-- START Task input --

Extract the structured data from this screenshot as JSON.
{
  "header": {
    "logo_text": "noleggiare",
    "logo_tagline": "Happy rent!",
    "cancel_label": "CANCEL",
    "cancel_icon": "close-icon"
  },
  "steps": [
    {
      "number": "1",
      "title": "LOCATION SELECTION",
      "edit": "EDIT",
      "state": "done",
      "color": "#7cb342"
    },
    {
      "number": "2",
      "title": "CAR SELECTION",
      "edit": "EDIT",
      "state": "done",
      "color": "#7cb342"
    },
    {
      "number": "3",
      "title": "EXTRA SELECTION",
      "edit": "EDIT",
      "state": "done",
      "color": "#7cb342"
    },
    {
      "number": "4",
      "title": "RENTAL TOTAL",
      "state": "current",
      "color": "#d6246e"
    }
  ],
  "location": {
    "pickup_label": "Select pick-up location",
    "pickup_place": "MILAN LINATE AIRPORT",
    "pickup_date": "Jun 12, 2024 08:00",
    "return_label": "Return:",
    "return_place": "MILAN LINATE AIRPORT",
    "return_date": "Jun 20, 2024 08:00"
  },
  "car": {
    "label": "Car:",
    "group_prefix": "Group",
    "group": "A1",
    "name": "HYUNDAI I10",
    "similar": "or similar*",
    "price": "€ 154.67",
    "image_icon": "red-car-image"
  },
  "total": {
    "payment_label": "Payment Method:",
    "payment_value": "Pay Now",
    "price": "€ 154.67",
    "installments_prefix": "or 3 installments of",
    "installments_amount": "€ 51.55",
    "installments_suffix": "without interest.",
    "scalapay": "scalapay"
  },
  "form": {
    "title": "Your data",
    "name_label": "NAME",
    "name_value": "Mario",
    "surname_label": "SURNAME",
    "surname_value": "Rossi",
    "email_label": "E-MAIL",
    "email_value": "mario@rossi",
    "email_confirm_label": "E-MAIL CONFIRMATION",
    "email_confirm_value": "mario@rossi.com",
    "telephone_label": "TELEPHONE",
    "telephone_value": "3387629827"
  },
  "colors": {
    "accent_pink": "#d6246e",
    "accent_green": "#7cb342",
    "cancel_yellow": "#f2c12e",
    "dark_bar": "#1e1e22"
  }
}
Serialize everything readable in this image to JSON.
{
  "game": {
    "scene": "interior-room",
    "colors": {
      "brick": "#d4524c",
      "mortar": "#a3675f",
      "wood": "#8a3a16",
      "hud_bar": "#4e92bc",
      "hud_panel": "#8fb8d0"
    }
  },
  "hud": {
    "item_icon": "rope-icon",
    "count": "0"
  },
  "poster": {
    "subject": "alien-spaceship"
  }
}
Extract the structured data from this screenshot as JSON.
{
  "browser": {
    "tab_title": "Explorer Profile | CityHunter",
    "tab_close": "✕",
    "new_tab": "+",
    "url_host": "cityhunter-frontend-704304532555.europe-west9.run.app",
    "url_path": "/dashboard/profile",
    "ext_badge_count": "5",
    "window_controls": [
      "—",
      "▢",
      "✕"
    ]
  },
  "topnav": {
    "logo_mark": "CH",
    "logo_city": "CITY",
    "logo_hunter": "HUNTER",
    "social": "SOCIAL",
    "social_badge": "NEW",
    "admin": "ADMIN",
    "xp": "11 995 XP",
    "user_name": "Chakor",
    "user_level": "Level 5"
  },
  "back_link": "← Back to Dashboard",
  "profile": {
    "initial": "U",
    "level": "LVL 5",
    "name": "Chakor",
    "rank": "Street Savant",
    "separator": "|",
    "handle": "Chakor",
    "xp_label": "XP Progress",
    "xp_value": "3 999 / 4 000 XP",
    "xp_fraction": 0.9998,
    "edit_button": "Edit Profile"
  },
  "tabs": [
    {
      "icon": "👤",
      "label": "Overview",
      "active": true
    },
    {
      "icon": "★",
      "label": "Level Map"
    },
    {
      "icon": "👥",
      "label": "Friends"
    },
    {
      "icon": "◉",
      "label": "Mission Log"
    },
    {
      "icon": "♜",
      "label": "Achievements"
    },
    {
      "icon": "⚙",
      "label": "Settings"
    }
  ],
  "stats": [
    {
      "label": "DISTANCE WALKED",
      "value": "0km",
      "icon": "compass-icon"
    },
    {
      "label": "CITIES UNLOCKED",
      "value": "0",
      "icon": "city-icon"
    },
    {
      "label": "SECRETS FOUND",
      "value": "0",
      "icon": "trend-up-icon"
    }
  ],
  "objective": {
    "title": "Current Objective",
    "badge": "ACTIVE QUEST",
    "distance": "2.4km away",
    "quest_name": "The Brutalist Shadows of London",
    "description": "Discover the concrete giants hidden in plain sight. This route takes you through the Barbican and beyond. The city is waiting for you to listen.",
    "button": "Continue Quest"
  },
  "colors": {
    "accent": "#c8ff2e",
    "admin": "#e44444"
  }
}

-- END Task input --

Stated goal: Look through the data above. Each line containing the word "MILAN" needs to be copied.

The result:
    "pickup_place": "MILAN LINATE AIRPORT",
    "return_place": "MILAN LINATE AIRPORT",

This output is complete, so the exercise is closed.